# Records shown:
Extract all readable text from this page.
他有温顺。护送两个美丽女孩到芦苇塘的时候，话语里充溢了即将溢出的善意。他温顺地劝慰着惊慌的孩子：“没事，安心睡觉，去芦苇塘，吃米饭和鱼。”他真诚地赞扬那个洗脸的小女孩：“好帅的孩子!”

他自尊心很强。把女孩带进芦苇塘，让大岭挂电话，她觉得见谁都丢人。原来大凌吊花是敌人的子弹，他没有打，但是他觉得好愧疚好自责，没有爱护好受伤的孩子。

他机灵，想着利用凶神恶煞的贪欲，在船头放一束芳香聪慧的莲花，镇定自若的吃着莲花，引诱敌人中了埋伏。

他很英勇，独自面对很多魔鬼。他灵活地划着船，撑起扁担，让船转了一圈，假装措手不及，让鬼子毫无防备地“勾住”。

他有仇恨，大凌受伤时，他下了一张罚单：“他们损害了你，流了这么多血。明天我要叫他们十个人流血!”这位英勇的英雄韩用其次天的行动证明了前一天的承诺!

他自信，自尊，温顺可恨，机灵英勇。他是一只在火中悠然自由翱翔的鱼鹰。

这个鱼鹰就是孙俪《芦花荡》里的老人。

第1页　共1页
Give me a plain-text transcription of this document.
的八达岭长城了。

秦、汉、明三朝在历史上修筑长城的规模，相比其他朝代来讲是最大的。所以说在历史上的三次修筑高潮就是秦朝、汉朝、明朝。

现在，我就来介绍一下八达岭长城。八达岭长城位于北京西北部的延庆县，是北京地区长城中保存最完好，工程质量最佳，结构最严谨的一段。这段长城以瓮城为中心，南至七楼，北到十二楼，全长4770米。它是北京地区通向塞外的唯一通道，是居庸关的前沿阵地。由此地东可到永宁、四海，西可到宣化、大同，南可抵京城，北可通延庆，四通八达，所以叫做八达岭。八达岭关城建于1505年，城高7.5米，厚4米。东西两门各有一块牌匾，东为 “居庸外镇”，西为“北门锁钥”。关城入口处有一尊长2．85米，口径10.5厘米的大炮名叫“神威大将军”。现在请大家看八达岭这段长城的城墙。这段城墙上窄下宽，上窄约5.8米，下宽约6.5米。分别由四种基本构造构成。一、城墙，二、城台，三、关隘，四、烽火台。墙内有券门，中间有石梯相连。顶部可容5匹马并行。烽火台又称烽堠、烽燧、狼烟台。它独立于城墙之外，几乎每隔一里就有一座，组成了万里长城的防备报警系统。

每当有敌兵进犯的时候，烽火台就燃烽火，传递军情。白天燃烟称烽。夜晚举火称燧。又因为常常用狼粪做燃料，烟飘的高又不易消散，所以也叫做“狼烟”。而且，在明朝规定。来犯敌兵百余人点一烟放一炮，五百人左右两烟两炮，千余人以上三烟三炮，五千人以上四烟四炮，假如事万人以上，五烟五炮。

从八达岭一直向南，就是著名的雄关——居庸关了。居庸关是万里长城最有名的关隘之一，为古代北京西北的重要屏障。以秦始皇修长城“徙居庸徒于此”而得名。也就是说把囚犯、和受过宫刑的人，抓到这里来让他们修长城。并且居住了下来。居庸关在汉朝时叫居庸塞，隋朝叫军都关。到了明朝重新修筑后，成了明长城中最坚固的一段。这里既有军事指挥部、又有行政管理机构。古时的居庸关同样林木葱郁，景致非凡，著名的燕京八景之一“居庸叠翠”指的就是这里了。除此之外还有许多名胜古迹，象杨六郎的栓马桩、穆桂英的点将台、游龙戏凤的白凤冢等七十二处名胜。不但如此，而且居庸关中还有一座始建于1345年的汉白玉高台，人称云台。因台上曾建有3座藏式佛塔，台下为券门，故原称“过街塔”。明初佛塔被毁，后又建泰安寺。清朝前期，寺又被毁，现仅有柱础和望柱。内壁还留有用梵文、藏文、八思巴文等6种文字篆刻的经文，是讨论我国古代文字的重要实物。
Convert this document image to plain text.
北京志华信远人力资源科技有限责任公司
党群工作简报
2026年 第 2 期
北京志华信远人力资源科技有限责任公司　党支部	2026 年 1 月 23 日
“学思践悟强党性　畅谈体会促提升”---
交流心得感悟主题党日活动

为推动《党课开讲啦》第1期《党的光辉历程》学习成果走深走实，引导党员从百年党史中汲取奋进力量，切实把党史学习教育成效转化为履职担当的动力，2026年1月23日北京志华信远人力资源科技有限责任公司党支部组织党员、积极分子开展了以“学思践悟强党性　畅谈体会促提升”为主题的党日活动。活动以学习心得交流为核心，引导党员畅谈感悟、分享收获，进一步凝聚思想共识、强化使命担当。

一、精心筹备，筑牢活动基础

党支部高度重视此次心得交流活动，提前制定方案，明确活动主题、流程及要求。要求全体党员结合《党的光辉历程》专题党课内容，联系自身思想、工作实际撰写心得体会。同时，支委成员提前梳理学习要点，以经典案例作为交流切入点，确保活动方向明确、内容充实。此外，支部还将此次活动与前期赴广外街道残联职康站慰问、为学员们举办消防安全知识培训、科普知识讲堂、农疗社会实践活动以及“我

# Your goal:
Where a line of the records above holds the word "畅谈体会促提升", copy that line.

# Finished task:
“学思践悟强党性　畅谈体会促提升”---
为推动《党课开讲啦》第1期《党的光辉历程》学习成果走深走实，引导党员从百年党史中汲取奋进力量，切实把党史学习教育成效转化为履职担当的动力，2026年1月23日北京志华信远人力资源科技有限责任公司党支部组织党员、积极分子开展了以“学思践悟强党性　畅谈体会促提升”为主题的党日活动。活动以学习心得交流为核心，引导党员畅谈感悟、分享收获，进一步凝聚思想共识、强化使命担当。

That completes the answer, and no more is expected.